*PROBLEM TO SOLVE*. Copy all of the material below exactly.

*LISTING*.
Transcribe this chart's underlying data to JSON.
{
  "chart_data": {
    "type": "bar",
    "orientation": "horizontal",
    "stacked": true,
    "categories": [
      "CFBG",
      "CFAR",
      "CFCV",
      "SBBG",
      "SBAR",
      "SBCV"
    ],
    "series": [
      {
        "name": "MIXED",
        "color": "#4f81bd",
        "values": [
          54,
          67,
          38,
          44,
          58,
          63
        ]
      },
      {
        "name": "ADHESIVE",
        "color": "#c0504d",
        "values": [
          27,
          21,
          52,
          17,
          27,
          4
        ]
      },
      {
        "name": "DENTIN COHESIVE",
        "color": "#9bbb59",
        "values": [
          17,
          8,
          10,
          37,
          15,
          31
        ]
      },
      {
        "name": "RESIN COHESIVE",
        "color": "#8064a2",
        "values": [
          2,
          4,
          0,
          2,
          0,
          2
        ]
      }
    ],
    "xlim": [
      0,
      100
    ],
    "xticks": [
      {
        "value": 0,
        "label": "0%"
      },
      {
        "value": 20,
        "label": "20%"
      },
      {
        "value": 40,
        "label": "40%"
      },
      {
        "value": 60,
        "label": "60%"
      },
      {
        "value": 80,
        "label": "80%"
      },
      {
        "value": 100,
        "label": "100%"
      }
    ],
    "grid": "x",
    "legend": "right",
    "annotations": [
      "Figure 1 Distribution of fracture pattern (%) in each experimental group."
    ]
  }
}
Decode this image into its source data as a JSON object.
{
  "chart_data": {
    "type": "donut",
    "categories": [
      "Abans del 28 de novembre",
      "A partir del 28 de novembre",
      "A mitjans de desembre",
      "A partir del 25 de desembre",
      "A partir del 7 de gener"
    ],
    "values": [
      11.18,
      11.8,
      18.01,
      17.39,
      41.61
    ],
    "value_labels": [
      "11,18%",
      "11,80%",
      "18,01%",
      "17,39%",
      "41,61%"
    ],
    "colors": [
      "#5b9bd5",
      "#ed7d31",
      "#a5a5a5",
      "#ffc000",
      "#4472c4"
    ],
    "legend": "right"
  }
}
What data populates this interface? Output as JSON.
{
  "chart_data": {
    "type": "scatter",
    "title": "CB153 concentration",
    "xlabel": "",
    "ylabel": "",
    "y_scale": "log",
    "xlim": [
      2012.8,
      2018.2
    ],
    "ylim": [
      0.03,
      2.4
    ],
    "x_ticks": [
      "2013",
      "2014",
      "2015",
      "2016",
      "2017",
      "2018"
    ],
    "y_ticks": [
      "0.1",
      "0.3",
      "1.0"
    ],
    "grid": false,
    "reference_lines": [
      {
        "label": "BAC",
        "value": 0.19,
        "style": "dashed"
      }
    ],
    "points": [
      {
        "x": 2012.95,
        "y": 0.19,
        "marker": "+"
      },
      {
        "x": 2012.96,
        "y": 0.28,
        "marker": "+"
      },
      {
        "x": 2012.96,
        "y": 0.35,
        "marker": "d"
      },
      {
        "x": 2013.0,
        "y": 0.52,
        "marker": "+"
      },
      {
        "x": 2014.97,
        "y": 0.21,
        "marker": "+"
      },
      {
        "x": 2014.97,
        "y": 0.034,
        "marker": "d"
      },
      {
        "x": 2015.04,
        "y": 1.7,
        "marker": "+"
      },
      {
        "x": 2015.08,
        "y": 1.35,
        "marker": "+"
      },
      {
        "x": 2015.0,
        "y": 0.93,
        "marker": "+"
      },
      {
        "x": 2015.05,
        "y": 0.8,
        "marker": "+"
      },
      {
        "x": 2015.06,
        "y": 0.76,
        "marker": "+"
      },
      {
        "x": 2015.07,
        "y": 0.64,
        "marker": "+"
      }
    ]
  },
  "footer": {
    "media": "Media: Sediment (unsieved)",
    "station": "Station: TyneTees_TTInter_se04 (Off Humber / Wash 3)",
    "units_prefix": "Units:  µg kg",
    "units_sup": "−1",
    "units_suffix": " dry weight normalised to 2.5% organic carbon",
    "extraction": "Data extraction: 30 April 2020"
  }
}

*RESPONSE TO THIS TASK*.
Transcribe this chart's underlying data to JSON.
{
  "chart_data": {
    "type": "bar",
    "orientation": "horizontal",
    "stacked": true,
    "categories": [
      "CFBG",
      "CFAR",
      "CFCV",
      "SBBG",
      "SBAR",
      "SBCV"
    ],
    "series": [
      {
        "name": "MIXED",
        "color": "#4f81bd",
        "values": [
          54,
          67,
          38,
          44,
          58,
          63
        ]
      },
      {
        "name": "ADHESIVE",
        "color": "#c0504d",
        "values": [
          27,
          21,
          52,
          17,
          27,
          4
        ]
      },
      {
        "name": "DENTIN COHESIVE",
        "color": "#9bbb59",
        "values": [
          17,
          8,
          10,
          37,
          15,
          31
        ]
      },
      {
        "name": "RESIN COHESIVE",
        "color": "#8064a2",
        "values": [
          2,
          4,
          0,
          2,
          0,
          2
        ]
      }
    ],
    "xlim": [
      0,
      100
    ],
    "xticks": [
      {
        "value": 0,
        "label": "0%"
      },
      {
        "value": 20,
        "label": "20%"
      },
      {
        "value": 40,
        "label": "40%"
      },
      {
        "value": 60,
        "label": "60%"
      },
      {
        "value": 80,
        "label": "80%"
      },
      {
        "value": 100,
        "label": "100%"
      }
    ],
    "grid": "x",
    "legend": "right",
    "annotations": [
      "Figure 1 Distribution of fracture pattern (%) in each experimental group."
    ]
  }
}
Decode this image into its source data as a JSON object.
{
  "chart_data": {
    "type": "donut",
    "categories": [
      "Abans del 28 de novembre",
      "A partir del 28 de novembre",
      "A mitjans de desembre",
      "A partir del 25 de desembre",
      "A partir del 7 de gener"
    ],
    "values": [
      11.18,
      11.8,
      18.01,
      17.39,
      41.61
    ],
    "value_labels": [
      "11,18%",
      "11,80%",
      "18,01%",
      "17,39%",
      "41,61%"
    ],
    "colors": [
      "#5b9bd5",
      "#ed7d31",
      "#a5a5a5",
      "#ffc000",
      "#4472c4"
    ],
    "legend": "right"
  }
}
What data populates this interface? Output as JSON.
{
  "chart_data": {
    "type": "scatter",
    "title": "CB153 concentration",
    "xlabel": "",
    "ylabel": "",
    "y_scale": "log",
    "xlim": [
      2012.8,
      2018.2
    ],
    "ylim": [
      0.03,
      2.4
    ],
    "x_ticks": [
      "2013",
      "2014",
      "2015",
      "2016",
      "2017",
      "2018"
    ],
    "y_ticks": [
      "0.1",
      "0.3",
      "1.0"
    ],
    "grid": false,
    "reference_lines": [
      {
        "label": "BAC",
        "value": 0.19,
        "style": "dashed"
      }
    ],
    "points": [
      {
        "x": 2012.95,
        "y": 0.19,
        "marker": "+"
      },
      {
        "x": 2012.96,
        "y": 0.28,
        "marker": "+"
      },
      {
        "x": 2012.96,
        "y": 0.35,
        "marker": "d"
      },
      {
        "x": 2013.0,
        "y": 0.52,
        "marker": "+"
      },
      {
        "x": 2014.97,
        "y": 0.21,
        "marker": "+"
      },
      {
        "x": 2014.97,
        "y": 0.034,
        "marker": "d"
      },
      {
        "x": 2015.04,
        "y": 1.7,
        "marker": "+"
      },
      {
        "x": 2015.08,
        "y": 1.35,
        "marker": "+"
      },
      {
        "x": 2015.0,
        "y": 0.93,
        "marker": "+"
      },
      {
        "x": 2015.05,
        "y": 0.8,
        "marker": "+"
      },
      {
        "x": 2015.06,
        "y": 0.76,
        "marker": "+"
      },
      {
        "x": 2015.07,
        "y": 0.64,
        "marker": "+"
      }
    ]
  },
  "footer": {
    "media": "Media: Sediment (unsieved)",
    "station": "Station: TyneTees_TTInter_se04 (Off Humber / Wash 3)",
    "units_prefix": "Units:  µg kg",
    "units_sup": "−1",
    "units_suffix": " dry weight normalised to 2.5% organic carbon",
    "extraction": "Data extraction: 30 April 2020"
  }
}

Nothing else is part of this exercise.